-- Begin Data lines --

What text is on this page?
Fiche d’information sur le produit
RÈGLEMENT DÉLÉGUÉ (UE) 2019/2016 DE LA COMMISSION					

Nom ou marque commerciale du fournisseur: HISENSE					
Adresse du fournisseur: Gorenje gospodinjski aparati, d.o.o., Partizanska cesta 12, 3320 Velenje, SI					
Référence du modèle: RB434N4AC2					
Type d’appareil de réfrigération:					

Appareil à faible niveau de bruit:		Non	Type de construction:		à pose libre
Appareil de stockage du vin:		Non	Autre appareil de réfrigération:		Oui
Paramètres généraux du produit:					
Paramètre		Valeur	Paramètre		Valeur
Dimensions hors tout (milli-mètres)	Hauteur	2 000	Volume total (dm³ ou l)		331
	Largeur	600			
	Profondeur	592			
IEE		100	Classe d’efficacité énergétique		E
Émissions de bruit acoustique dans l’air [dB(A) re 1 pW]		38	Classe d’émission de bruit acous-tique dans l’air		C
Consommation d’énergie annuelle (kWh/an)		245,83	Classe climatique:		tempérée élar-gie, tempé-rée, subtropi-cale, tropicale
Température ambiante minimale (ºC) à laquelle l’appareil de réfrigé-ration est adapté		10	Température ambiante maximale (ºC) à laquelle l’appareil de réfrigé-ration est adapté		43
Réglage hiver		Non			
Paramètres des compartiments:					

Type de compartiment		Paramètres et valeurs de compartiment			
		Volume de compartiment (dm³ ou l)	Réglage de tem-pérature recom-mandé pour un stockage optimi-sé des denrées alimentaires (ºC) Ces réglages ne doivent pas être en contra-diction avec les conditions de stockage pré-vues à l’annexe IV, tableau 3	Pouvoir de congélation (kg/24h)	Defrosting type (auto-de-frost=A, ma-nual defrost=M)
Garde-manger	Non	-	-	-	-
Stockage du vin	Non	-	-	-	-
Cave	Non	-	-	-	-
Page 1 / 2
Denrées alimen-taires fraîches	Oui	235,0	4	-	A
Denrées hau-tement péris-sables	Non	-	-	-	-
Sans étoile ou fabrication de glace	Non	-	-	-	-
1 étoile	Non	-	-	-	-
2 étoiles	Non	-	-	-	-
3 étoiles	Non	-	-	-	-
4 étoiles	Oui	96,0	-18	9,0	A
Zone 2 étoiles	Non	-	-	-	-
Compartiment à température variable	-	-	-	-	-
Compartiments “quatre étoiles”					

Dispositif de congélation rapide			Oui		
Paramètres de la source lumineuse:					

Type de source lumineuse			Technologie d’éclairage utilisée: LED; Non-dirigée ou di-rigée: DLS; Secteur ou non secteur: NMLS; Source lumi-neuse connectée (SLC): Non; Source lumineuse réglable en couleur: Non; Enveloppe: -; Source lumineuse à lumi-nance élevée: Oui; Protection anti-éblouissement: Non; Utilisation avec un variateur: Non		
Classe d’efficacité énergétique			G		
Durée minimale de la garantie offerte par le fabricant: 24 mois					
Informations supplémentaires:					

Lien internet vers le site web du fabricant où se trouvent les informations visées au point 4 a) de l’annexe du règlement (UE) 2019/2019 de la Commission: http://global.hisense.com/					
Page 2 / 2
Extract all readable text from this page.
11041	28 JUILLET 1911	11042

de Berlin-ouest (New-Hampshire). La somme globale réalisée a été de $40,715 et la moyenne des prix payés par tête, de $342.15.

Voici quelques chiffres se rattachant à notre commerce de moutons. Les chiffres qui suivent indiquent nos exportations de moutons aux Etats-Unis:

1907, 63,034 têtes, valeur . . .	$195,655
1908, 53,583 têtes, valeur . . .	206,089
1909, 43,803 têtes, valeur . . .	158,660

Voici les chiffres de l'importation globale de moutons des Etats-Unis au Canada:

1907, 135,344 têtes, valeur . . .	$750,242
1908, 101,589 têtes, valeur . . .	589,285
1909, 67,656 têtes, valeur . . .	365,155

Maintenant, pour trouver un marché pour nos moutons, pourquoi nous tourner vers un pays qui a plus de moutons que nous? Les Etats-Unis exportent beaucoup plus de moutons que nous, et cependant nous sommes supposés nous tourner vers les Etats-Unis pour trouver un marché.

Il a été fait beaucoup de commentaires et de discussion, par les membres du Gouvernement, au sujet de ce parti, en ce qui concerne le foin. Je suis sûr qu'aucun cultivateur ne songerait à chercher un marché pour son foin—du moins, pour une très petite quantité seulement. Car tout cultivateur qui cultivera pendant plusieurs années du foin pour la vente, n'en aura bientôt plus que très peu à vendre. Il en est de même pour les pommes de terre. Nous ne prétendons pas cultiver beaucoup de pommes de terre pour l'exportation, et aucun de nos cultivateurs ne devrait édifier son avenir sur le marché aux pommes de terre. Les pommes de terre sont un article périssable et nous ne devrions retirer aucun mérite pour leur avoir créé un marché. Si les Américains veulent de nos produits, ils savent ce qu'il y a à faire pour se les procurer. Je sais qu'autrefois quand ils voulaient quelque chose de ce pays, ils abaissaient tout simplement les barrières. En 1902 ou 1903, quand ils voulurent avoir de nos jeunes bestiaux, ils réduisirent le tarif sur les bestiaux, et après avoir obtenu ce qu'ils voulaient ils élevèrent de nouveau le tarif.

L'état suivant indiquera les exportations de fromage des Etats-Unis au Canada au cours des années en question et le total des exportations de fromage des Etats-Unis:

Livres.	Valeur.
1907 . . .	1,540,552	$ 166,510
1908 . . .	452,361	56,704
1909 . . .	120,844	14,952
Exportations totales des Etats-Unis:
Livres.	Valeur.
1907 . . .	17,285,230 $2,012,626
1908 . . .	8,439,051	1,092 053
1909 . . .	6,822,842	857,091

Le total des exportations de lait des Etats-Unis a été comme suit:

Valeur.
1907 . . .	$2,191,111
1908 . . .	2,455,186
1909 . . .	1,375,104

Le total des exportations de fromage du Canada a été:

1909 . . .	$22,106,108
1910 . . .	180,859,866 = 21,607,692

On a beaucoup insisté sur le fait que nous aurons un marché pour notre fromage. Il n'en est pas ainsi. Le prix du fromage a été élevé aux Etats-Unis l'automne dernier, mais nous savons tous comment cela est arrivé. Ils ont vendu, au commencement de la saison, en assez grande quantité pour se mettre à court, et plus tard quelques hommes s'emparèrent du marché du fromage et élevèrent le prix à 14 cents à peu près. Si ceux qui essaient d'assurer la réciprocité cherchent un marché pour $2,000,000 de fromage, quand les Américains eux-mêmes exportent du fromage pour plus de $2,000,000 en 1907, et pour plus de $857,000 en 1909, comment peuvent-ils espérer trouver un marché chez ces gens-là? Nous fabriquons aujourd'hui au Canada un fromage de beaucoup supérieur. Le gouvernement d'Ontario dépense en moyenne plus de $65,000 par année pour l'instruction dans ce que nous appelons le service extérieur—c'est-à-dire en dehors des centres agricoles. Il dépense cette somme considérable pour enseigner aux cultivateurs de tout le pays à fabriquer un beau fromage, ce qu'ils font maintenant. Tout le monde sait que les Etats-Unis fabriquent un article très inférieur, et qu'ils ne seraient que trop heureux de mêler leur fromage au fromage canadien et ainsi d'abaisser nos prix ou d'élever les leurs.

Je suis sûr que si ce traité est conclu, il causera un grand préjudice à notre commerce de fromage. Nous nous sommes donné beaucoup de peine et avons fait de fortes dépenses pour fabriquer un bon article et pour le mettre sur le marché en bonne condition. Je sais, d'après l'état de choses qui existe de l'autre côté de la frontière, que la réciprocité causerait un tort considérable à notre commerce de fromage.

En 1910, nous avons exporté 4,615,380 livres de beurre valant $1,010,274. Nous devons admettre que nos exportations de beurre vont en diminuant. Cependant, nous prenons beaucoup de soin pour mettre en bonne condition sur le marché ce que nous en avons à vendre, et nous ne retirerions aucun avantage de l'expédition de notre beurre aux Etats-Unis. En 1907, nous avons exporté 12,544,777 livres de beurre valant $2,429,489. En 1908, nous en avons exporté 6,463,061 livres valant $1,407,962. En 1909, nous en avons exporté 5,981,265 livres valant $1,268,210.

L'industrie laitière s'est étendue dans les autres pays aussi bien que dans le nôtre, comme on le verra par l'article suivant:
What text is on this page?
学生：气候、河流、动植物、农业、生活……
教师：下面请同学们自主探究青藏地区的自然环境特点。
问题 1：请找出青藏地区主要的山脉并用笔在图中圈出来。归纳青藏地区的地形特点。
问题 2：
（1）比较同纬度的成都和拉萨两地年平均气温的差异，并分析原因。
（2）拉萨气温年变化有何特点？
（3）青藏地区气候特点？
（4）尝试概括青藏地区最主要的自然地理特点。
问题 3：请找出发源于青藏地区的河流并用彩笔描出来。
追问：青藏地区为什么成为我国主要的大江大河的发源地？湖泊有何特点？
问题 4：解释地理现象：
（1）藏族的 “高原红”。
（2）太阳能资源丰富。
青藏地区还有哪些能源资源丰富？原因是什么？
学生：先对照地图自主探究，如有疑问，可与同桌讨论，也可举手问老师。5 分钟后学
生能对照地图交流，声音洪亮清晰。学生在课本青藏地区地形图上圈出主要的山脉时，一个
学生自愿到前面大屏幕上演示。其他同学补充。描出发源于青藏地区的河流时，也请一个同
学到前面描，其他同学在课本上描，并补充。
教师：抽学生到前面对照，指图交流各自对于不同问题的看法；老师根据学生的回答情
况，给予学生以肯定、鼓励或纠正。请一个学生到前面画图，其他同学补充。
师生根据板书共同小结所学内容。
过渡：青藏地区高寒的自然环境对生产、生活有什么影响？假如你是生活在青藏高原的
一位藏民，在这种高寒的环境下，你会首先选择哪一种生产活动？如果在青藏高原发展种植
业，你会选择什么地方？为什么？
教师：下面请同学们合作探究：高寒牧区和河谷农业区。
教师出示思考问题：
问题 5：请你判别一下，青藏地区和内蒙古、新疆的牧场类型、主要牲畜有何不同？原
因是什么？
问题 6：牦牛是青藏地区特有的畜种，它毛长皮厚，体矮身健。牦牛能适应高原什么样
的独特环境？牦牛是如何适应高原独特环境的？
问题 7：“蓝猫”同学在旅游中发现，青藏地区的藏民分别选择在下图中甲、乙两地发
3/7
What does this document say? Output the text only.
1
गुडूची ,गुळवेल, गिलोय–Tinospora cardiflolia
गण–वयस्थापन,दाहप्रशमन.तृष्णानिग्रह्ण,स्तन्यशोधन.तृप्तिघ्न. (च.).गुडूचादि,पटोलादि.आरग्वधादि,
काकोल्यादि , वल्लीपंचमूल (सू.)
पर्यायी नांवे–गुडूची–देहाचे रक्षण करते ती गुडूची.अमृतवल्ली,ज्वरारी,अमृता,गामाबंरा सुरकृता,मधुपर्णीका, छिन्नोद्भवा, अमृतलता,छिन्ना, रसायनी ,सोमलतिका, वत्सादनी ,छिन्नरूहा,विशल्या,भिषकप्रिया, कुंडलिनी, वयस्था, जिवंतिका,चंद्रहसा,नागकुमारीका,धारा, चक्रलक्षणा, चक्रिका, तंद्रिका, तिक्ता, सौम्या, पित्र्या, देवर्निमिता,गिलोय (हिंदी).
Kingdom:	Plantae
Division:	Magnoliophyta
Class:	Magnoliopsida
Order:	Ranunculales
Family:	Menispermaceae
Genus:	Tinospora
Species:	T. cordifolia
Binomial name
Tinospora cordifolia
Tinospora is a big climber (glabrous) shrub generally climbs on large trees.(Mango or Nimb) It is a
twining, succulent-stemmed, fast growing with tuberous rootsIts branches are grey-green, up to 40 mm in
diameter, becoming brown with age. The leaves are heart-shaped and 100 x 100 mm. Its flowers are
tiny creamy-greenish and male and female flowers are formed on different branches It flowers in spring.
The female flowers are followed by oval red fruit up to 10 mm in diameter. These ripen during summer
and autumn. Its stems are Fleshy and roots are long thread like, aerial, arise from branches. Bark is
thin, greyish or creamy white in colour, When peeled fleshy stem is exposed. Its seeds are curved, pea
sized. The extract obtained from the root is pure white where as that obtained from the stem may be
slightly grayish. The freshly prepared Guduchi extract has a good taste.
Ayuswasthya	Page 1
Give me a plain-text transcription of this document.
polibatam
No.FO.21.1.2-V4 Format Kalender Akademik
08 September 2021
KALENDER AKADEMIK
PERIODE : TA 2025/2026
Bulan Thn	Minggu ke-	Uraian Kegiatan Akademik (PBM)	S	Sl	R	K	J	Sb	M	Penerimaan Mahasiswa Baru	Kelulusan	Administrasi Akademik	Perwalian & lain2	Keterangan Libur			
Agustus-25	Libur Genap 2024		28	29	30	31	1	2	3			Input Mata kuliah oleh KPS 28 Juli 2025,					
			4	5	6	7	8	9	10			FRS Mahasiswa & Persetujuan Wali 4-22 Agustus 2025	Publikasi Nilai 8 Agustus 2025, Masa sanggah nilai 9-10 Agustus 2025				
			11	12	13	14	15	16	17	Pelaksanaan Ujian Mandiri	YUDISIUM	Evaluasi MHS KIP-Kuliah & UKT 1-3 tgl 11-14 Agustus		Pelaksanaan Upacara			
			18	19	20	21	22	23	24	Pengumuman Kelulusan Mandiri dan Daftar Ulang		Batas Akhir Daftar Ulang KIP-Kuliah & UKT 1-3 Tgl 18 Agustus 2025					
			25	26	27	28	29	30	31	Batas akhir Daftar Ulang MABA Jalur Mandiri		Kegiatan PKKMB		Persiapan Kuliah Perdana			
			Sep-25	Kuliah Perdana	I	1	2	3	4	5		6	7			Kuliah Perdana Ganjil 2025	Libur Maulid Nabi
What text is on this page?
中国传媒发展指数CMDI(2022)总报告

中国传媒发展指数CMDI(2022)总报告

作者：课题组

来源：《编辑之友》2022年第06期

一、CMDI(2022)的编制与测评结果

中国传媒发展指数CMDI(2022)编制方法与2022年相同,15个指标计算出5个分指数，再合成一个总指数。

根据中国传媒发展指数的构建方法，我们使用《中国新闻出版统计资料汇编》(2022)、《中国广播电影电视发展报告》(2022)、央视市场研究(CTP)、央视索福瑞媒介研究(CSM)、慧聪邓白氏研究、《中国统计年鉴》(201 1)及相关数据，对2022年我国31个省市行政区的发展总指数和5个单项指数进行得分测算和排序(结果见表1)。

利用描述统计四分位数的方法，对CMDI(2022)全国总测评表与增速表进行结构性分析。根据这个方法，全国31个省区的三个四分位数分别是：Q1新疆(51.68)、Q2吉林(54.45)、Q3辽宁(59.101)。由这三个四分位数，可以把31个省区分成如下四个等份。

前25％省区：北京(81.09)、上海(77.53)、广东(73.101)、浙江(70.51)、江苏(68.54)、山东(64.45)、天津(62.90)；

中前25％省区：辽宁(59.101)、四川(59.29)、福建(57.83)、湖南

-- End Data lines --

Identify and copy the lines holding the word "Tinospora".

गुडूची ,गुळवेल, गिलोय–Tinospora cardiflolia
Genus:	Tinospora
Tinospora cordifolia
Tinospora is a big climber (glabrous) shrub generally climbs on large trees.(Mango or Nimb) It is a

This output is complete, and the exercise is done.